◆ Your objective ◆
Only the pictures are to be left out; set down the rest of the records exactly.

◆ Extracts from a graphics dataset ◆
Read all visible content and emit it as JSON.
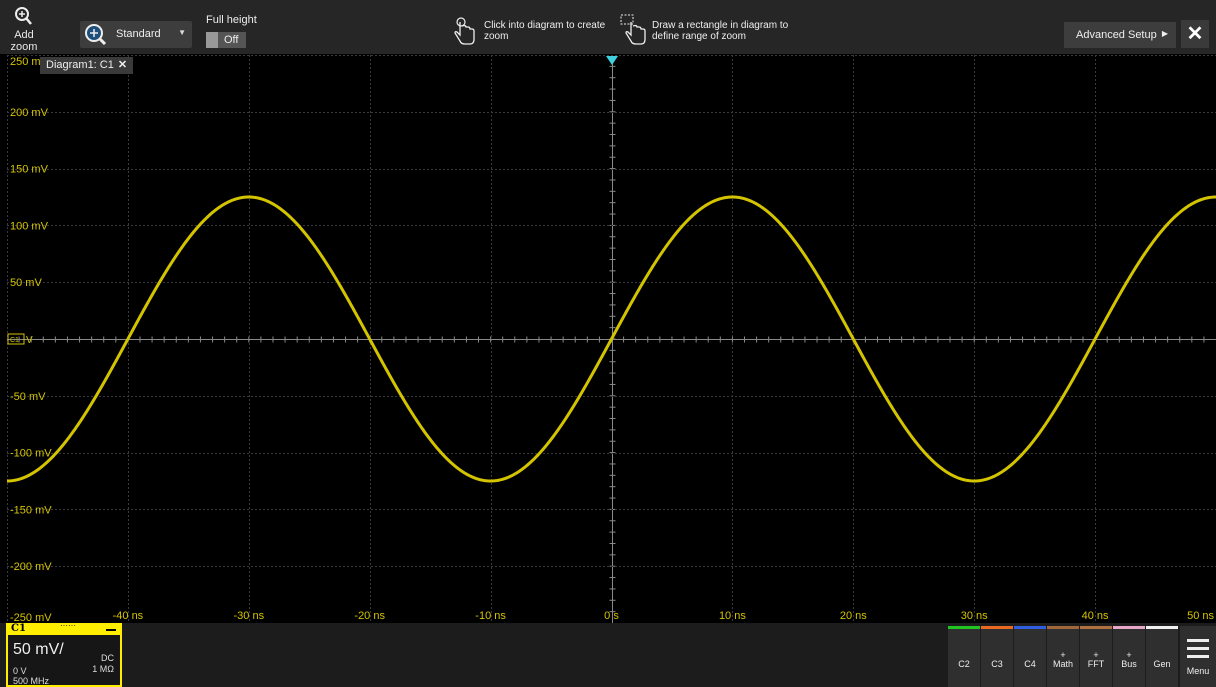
{
  "toolbar": {
    "add_zoom_label": "Add zoom",
    "zoom_mode_value": "Standard",
    "full_height_label": "Full height",
    "full_height_value": "Off",
    "hint_click": "Click into diagram to create zoom",
    "hint_draw": "Draw a rectangle in diagram to define range of zoom",
    "advanced_setup_label": "Advanced Setup",
    "close_label": "✕"
  },
  "diagram": {
    "tab_label": "Diagram1: C1",
    "tab_close": "✕",
    "trace_color": "#d4c400",
    "ref_marker": "C1",
    "ref_marker_unit": "V"
  },
  "chart_data": {
    "type": "line",
    "title": "",
    "xlabel": "",
    "ylabel": "",
    "x_unit": "ns",
    "y_unit": "mV",
    "xlim": [
      -50,
      50
    ],
    "ylim": [
      -250,
      250
    ],
    "grid": true,
    "y_tick_labels": [
      "250 mV",
      "200 mV",
      "150 mV",
      "100 mV",
      "50 mV",
      "0 V",
      "-50 mV",
      "-100 mV",
      "-150 mV",
      "-200 mV",
      "-250 mV"
    ],
    "x_tick_labels": [
      "-40 ns",
      "-30 ns",
      "-20 ns",
      "-10 ns",
      "0 s",
      "10 ns",
      "20 ns",
      "30 ns",
      "40 ns",
      "50 ns"
    ],
    "series": [
      {
        "waveform": "sine",
        "amplitude_mV": 125,
        "period_ns": 40,
        "zero_crossing_rising_ns": 0,
        "x": [
          -50,
          -40,
          -30,
          -20,
          -10,
          0,
          10,
          20,
          30,
          40,
          50
        ],
        "y": [
          -125,
          0,
          125,
          0,
          -125,
          0,
          125,
          0,
          -125,
          0,
          125
        ]
      }
    ]
  },
  "channel_panel": {
    "name": "C1",
    "indicator": "······",
    "scale": "50 mV/",
    "coupling": "DC",
    "impedance": "1 MΩ",
    "offset": "0 V",
    "bandwidth": "500 MHz"
  },
  "channel_buttons": [
    {
      "plus": "",
      "label": "C2",
      "color": "#22c422"
    },
    {
      "plus": "",
      "label": "C3",
      "color": "#e8691f"
    },
    {
      "plus": "",
      "label": "C4",
      "color": "#2f5fe0"
    },
    {
      "plus": "+",
      "label": "Math",
      "color": "#a0683a"
    },
    {
      "plus": "+",
      "label": "FFT",
      "color": "#b07040"
    },
    {
      "plus": "+",
      "label": "Bus",
      "color": "#e6a6c8"
    },
    {
      "plus": "",
      "label": "Gen",
      "color": "#f0f0f0"
    }
  ],
  "menu_label": "Menu"
}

◆ Completed task ◆
Read all visible content and emit it as JSON.
{
  "toolbar": {
    "add_zoom_label": "Add zoom",
    "zoom_mode_value": "Standard",
    "full_height_label": "Full height",
    "full_height_value": "Off",
    "hint_click": "Click into diagram to create zoom",
    "hint_draw": "Draw a rectangle in diagram to define range of zoom",
    "advanced_setup_label": "Advanced Setup",
    "close_label": "✕"
  },
  "diagram": {
    "tab_label": "Diagram1: C1",
    "tab_close": "✕",
    "trace_color": "#d4c400",
    "ref_marker": "C1",
    "ref_marker_unit": "V"
  },
  "chart_data": {
    "type": "line",
    "title": "",
    "xlabel": "",
    "ylabel": "",
    "x_unit": "ns",
    "y_unit": "mV",
    "xlim": [
      -50,
      50
    ],
    "ylim": [
      -250,
      250
    ],
    "grid": true,
    "y_tick_labels": [
      "250 mV",
      "200 mV",
      "150 mV",
      "100 mV",
      "50 mV",
      "0 V",
      "-50 mV",
      "-100 mV",
      "-150 mV",
      "-200 mV",
      "-250 mV"
    ],
    "x_tick_labels": [
      "-40 ns",
      "-30 ns",
      "-20 ns",
      "-10 ns",
      "0 s",
      "10 ns",
      "20 ns",
      "30 ns",
      "40 ns",
      "50 ns"
    ],
    "series": [
      {
        "waveform": "sine",
        "amplitude_mV": 125,
        "period_ns": 40,
        "zero_crossing_rising_ns": 0,
        "x": [
          -50,
          -40,
          -30,
          -20,
          -10,
          0,
          10,
          20,
          30,
          40,
          50
        ],
        "y": [
          -125,
          0,
          125,
          0,
          -125,
          0,
          125,
          0,
          -125,
          0,
          125
        ]
      }
    ]
  },
  "channel_panel": {
    "name": "C1",
    "indicator": "······",
    "scale": "50 mV/",
    "coupling": "DC",
    "impedance": "1 MΩ",
    "offset": "0 V",
    "bandwidth": "500 MHz"
  },
  "channel_buttons": [
    {
      "plus": "",
      "label": "C2",
      "color": "#22c422"
    },
    {
      "plus": "",
      "label": "C3",
      "color": "#e8691f"
    },
    {
      "plus": "",
      "label": "C4",
      "color": "#2f5fe0"
    },
    {
      "plus": "+",
      "label": "Math",
      "color": "#a0683a"
    },
    {
      "plus": "+",
      "label": "FFT",
      "color": "#b07040"
    },
    {
      "plus": "+",
      "label": "Bus",
      "color": "#e6a6c8"
    },
    {
      "plus": "",
      "label": "Gen",
      "color": "#f0f0f0"
    }
  ],
  "menu_label": "Menu"
}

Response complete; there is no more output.